◆ Dataset excerpts:
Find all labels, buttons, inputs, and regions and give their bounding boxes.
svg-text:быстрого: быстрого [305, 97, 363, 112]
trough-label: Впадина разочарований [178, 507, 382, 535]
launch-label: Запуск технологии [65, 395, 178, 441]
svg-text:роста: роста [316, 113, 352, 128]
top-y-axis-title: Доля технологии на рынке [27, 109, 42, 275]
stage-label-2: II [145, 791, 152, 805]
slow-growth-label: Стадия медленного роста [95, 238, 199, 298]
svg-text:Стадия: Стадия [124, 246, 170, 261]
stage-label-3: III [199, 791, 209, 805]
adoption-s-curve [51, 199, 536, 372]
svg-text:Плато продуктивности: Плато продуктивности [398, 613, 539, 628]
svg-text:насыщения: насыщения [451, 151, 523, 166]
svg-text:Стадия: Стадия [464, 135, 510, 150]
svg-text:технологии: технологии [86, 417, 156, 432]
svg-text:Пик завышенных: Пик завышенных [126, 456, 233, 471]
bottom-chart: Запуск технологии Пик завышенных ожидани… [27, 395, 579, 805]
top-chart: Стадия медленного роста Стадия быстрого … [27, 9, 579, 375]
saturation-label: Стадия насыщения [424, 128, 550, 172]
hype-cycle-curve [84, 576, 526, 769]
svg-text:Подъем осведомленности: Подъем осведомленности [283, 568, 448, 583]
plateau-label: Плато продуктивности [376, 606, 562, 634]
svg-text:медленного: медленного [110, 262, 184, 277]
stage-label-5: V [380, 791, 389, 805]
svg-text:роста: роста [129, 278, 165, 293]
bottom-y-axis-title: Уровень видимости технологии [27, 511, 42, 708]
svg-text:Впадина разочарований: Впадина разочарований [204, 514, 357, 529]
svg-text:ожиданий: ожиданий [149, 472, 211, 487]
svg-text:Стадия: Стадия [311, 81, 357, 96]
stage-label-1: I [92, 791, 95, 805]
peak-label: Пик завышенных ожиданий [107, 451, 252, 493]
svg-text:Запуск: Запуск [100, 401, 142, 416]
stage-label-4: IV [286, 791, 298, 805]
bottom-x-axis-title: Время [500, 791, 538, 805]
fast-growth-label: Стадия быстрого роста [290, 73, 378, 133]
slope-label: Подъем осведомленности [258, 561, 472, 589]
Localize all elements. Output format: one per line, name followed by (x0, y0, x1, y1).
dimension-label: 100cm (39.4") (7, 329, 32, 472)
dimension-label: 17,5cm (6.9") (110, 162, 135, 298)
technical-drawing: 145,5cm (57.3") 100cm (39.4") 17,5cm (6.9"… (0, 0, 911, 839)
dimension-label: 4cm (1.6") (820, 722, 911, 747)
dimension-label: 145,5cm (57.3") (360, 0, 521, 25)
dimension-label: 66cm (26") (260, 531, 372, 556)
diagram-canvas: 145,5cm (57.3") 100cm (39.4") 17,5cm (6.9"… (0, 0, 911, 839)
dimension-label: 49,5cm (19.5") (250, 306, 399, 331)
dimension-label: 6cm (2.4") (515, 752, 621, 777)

◆ Set problem: Reproduce, character for character, the stretch of the records from the very first line through the line containing "peak-label: Пик завышенных", with both end lines included.

◆ Output below:
Find all labels, buttons, inputs, and regions and give their bounding boxes.
svg-text:быстрого: быстрого [305, 97, 363, 112]
trough-label: Впадина разочарований [178, 507, 382, 535]
launch-label: Запуск технологии [65, 395, 178, 441]
svg-text:роста: роста [316, 113, 352, 128]
top-y-axis-title: Доля технологии на рынке [27, 109, 42, 275]
stage-label-2: II [145, 791, 152, 805]
slow-growth-label: Стадия медленного роста [95, 238, 199, 298]
svg-text:Стадия: Стадия [124, 246, 170, 261]
stage-label-3: III [199, 791, 209, 805]
adoption-s-curve [51, 199, 536, 372]
svg-text:Плато продуктивности: Плато продуктивности [398, 613, 539, 628]
svg-text:насыщения: насыщения [451, 151, 523, 166]
svg-text:Стадия: Стадия [464, 135, 510, 150]
svg-text:технологии: технологии [86, 417, 156, 432]
svg-text:Пик завышенных: Пик завышенных [126, 456, 233, 471]
bottom-chart: Запуск технологии Пик завышенных ожидани… [27, 395, 579, 805]
top-chart: Стадия медленного роста Стадия быстрого … [27, 9, 579, 375]
saturation-label: Стадия насыщения [424, 128, 550, 172]
hype-cycle-curve [84, 576, 526, 769]
svg-text:Подъем осведомленности: Подъем осведомленности [283, 568, 448, 583]
plateau-label: Плато продуктивности [376, 606, 562, 634]
svg-text:медленного: медленного [110, 262, 184, 277]
stage-label-5: V [380, 791, 389, 805]
svg-text:роста: роста [129, 278, 165, 293]
bottom-y-axis-title: Уровень видимости технологии [27, 511, 42, 708]
svg-text:Впадина разочарований: Впадина разочарований [204, 514, 357, 529]
svg-text:ожиданий: ожиданий [149, 472, 211, 487]
svg-text:Стадия: Стадия [311, 81, 357, 96]
stage-label-1: I [92, 791, 95, 805]
peak-label: Пик завышенных ожиданий [107, 451, 252, 493]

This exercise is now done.